→ **THE EXERCISE**: Please rewrite the records below, substituting "bar-catering-revenue" for every "bar-restaurant-revenue" and leaving everything else unchanged.
>> Start DATA IN THIS EXERCISE
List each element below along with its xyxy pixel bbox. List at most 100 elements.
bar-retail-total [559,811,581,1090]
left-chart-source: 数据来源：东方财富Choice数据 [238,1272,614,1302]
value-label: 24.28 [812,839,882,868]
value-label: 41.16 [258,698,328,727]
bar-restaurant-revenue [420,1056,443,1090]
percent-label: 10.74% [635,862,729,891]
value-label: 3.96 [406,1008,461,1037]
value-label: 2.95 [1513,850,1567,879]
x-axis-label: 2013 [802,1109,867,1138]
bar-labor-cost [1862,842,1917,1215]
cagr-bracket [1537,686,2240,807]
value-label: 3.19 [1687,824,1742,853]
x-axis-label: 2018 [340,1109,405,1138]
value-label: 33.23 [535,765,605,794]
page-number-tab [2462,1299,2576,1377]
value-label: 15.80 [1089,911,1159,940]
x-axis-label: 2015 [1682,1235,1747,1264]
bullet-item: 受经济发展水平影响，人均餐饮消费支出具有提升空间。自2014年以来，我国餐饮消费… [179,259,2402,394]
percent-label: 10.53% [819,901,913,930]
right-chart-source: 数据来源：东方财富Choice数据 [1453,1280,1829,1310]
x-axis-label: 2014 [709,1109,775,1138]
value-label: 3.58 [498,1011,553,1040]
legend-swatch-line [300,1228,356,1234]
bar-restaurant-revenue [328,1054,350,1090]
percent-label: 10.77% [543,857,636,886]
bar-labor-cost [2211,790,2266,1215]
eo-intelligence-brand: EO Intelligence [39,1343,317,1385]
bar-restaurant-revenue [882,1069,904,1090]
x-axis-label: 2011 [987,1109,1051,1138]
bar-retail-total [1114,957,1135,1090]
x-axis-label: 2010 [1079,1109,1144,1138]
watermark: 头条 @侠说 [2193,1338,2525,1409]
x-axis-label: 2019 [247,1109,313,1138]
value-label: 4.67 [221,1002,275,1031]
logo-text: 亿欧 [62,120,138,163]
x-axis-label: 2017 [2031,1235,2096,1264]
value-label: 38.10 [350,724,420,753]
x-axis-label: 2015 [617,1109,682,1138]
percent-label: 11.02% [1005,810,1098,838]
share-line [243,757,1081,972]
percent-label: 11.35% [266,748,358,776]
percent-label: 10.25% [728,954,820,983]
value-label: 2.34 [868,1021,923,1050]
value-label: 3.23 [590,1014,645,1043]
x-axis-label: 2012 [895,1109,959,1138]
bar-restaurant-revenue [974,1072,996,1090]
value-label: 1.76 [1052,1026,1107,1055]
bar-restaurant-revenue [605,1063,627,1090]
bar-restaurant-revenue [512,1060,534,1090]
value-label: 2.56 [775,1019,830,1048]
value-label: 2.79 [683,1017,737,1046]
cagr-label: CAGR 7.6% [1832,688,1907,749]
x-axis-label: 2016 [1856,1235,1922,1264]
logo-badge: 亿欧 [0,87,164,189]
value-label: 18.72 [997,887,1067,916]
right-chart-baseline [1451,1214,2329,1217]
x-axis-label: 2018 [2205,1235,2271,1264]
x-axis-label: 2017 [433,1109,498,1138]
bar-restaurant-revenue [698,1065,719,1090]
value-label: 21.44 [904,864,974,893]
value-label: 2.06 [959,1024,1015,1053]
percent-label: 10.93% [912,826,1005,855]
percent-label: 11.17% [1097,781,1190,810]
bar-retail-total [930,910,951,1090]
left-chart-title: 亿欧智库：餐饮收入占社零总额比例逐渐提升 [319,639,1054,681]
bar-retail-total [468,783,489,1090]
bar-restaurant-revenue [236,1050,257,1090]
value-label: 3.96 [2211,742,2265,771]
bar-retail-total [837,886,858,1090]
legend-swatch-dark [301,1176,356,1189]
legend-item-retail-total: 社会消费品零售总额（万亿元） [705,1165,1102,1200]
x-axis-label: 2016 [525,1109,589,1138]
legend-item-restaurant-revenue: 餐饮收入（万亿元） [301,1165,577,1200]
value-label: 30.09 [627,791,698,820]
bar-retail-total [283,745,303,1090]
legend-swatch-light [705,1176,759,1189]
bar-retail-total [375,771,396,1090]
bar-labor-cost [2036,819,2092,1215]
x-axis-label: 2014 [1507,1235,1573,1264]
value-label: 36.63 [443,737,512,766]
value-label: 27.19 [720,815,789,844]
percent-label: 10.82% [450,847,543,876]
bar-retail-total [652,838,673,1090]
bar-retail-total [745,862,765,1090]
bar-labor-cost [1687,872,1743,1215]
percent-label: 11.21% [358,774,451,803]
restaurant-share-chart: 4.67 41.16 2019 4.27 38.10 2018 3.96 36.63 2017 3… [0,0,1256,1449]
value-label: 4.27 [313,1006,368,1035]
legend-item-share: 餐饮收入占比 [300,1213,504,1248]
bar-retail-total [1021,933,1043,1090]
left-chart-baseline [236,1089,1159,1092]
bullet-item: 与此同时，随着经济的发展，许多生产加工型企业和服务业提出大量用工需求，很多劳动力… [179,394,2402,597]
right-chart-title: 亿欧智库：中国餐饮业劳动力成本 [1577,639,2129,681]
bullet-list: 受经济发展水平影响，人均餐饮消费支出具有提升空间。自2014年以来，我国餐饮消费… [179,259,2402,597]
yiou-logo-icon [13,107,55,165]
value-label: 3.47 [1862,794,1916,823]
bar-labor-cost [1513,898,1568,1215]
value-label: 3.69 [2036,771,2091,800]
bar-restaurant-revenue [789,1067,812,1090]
>> End DATA IN THIS EXERCISE
→ **THE ANSWER**:
List each element below along with its xyxy pixel bbox. List at most 100 elements.
bar-retail-total [559,811,581,1090]
left-chart-source: 数据来源：东方财富Choice数据 [238,1272,614,1302]
value-label: 24.28 [812,839,882,868]
value-label: 41.16 [258,698,328,727]
bar-catering-revenue [420,1056,443,1090]
percent-label: 10.74% [635,862,729,891]
value-label: 3.96 [406,1008,461,1037]
value-label: 2.95 [1513,850,1567,879]
x-axis-label: 2013 [802,1109,867,1138]
bar-labor-cost [1862,842,1917,1215]
cagr-bracket [1537,686,2240,807]
value-label: 3.19 [1687,824,1742,853]
x-axis-label: 2018 [340,1109,405,1138]
value-label: 33.23 [535,765,605,794]
page-number-tab [2462,1299,2576,1377]
value-label: 15.80 [1089,911,1159,940]
x-axis-label: 2015 [1682,1235,1747,1264]
bullet-item: 受经济发展水平影响，人均餐饮消费支出具有提升空间。自2014年以来，我国餐饮消费… [179,259,2402,394]
percent-label: 10.53% [819,901,913,930]
right-chart-source: 数据来源：东方财富Choice数据 [1453,1280,1829,1310]
x-axis-label: 2014 [709,1109,775,1138]
value-label: 3.58 [498,1011,553,1040]
legend-swatch-line [300,1228,356,1234]
bar-catering-revenue [328,1054,350,1090]
percent-label: 10.77% [543,857,636,886]
bar-labor-cost [2211,790,2266,1215]
eo-intelligence-brand: EO Intelligence [39,1343,317,1385]
bar-catering-revenue [882,1069,904,1090]
x-axis-label: 2011 [987,1109,1051,1138]
bar-retail-total [1114,957,1135,1090]
x-axis-label: 2010 [1079,1109,1144,1138]
watermark: 头条 @侠说 [2193,1338,2525,1409]
x-axis-label: 2019 [247,1109,313,1138]
value-label: 4.67 [221,1002,275,1031]
logo-text: 亿欧 [62,120,138,163]
x-axis-label: 2017 [2031,1235,2096,1264]
value-label: 38.10 [350,724,420,753]
x-axis-label: 2015 [617,1109,682,1138]
percent-label: 11.02% [1005,810,1098,838]
share-line [243,757,1081,972]
percent-label: 11.35% [266,748,358,776]
percent-label: 10.25% [728,954,820,983]
value-label: 2.34 [868,1021,923,1050]
value-label: 3.23 [590,1014,645,1043]
x-axis-label: 2012 [895,1109,959,1138]
bar-catering-revenue [974,1072,996,1090]
value-label: 1.76 [1052,1026,1107,1055]
bar-catering-revenue [605,1063,627,1090]
bar-catering-revenue [512,1060,534,1090]
value-label: 2.56 [775,1019,830,1048]
value-label: 2.79 [683,1017,737,1046]
cagr-label: CAGR 7.6% [1832,688,1907,749]
x-axis-label: 2016 [1856,1235,1922,1264]
logo-badge: 亿欧 [0,87,164,189]
value-label: 18.72 [997,887,1067,916]
right-chart-baseline [1451,1214,2329,1217]
x-axis-label: 2018 [2205,1235,2271,1264]
x-axis-label: 2017 [433,1109,498,1138]
bar-catering-revenue [698,1065,719,1090]
value-label: 21.44 [904,864,974,893]
value-label: 2.06 [959,1024,1015,1053]
percent-label: 10.93% [912,826,1005,855]
percent-label: 11.17% [1097,781,1190,810]
bar-retail-total [930,910,951,1090]
left-chart-title: 亿欧智库：餐饮收入占社零总额比例逐渐提升 [319,639,1054,681]
bar-retail-total [468,783,489,1090]
bar-catering-revenue [236,1050,257,1090]
value-label: 3.96 [2211,742,2265,771]
bar-retail-total [837,886,858,1090]
legend-swatch-dark [301,1176,356,1189]
legend-item-retail-total: 社会消费品零售总额（万亿元） [705,1165,1102,1200]
x-axis-label: 2016 [525,1109,589,1138]
legend-item-restaurant-revenue: 餐饮收入（万亿元） [301,1165,577,1200]
value-label: 30.09 [627,791,698,820]
bar-retail-total [283,745,303,1090]
legend-swatch-light [705,1176,759,1189]
bar-retail-total [375,771,396,1090]
bar-labor-cost [2036,819,2092,1215]
x-axis-label: 2014 [1507,1235,1573,1264]
value-label: 36.63 [443,737,512,766]
value-label: 27.19 [720,815,789,844]
percent-label: 10.82% [450,847,543,876]
bar-retail-total [652,838,673,1090]
bar-retail-total [745,862,765,1090]
bar-labor-cost [1687,872,1743,1215]
percent-label: 11.21% [358,774,451,803]
restaurant-share-chart: 4.67 41.16 2019 4.27 38.10 2018 3.96 36.63 2017 3… [0,0,1256,1449]
value-label: 4.27 [313,1006,368,1035]
legend-item-share: 餐饮收入占比 [300,1213,504,1248]
bar-retail-total [1021,933,1043,1090]
left-chart-baseline [236,1089,1159,1092]
bullet-item: 与此同时，随着经济的发展，许多生产加工型企业和服务业提出大量用工需求，很多劳动力… [179,394,2402,597]
right-chart-title: 亿欧智库：中国餐饮业劳动力成本 [1577,639,2129,681]
bullet-list: 受经济发展水平影响，人均餐饮消费支出具有提升空间。自2014年以来，我国餐饮消费… [179,259,2402,597]
yiou-logo-icon [13,107,55,165]
value-label: 3.47 [1862,794,1916,823]
bar-labor-cost [1513,898,1568,1215]
value-label: 3.69 [2036,771,2091,800]
bar-catering-revenue [789,1067,812,1090]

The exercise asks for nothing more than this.